→ **Data for processing**:

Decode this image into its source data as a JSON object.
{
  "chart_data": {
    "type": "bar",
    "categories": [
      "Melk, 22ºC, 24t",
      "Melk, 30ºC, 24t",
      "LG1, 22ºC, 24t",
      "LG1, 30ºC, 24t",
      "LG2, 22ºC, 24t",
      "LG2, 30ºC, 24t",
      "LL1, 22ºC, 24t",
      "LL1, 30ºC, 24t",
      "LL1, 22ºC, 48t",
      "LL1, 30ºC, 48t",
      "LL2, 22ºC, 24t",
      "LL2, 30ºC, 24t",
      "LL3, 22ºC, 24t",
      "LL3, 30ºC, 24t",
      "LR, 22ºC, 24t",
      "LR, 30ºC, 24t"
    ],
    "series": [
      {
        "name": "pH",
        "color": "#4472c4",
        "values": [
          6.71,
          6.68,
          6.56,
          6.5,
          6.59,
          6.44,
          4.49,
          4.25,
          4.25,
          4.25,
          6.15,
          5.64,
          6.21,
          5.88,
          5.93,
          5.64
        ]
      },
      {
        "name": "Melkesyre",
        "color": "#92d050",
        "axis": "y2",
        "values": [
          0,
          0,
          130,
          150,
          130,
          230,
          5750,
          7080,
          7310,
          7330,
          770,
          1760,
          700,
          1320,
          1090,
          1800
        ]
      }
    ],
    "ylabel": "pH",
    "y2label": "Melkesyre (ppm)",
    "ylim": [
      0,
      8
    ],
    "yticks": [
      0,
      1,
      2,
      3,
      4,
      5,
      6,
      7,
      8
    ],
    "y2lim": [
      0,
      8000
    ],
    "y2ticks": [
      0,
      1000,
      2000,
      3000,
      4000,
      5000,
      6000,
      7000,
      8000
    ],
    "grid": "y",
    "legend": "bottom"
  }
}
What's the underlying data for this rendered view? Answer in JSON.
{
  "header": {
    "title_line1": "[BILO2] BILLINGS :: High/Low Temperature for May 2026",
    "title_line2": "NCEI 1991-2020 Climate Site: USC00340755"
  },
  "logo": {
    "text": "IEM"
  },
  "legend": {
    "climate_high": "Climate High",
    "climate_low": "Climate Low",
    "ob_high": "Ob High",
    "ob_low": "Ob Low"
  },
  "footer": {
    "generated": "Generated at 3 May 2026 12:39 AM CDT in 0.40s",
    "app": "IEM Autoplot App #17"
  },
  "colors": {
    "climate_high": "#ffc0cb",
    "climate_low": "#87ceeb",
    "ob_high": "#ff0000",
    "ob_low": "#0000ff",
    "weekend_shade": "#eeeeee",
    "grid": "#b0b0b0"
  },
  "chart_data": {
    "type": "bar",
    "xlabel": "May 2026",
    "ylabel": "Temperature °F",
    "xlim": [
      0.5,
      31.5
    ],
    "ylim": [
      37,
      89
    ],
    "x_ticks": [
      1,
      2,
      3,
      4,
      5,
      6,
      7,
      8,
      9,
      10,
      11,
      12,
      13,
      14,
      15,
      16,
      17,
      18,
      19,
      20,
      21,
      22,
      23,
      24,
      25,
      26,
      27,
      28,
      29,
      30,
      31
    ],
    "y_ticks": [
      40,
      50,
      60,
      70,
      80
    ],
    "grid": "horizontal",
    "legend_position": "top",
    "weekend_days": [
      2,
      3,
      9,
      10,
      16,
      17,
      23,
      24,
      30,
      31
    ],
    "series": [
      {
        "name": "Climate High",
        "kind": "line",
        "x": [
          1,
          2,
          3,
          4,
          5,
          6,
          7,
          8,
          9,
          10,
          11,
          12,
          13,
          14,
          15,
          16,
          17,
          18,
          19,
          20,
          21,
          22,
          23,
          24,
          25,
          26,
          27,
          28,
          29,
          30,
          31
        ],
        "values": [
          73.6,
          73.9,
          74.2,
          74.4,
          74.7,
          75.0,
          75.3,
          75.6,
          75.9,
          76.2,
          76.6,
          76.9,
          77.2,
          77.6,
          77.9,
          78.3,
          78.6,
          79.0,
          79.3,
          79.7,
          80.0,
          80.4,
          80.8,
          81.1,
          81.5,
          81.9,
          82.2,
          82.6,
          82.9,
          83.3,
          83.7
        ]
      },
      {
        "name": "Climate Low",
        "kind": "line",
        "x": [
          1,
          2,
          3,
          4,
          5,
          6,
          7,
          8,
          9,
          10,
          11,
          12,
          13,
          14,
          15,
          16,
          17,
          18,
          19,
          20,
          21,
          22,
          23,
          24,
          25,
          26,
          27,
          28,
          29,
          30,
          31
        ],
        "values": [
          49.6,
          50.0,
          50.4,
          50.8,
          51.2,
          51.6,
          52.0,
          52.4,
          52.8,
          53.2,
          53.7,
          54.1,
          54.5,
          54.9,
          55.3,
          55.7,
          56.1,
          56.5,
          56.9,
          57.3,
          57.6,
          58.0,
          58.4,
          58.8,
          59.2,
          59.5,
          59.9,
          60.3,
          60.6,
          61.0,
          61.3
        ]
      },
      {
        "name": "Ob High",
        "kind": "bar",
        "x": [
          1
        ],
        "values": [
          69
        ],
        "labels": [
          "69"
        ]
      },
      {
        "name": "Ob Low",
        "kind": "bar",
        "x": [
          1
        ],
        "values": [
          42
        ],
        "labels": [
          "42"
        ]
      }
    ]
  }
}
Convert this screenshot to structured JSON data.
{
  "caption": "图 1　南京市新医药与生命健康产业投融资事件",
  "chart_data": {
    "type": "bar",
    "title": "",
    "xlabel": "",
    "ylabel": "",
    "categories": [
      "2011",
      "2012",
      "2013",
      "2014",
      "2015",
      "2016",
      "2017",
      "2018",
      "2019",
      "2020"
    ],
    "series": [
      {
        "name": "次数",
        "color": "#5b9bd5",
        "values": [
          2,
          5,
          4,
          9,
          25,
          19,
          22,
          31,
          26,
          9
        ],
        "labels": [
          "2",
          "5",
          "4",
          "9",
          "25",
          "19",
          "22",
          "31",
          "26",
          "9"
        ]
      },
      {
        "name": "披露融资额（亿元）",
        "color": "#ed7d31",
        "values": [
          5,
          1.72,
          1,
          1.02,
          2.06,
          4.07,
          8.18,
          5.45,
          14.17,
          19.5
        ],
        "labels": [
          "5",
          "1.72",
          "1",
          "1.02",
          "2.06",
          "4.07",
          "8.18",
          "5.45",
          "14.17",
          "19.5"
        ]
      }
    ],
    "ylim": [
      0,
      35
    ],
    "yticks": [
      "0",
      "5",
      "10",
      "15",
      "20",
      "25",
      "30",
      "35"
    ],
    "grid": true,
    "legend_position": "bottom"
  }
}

→ **Task**:
Reproduce each line of the material containing the word "JSON".

→ **Answer for this exercise**:
Decode this image into its source data as a JSON object.
What's the underlying data for this rendered view? Answer in JSON.
Convert this screenshot to structured JSON data.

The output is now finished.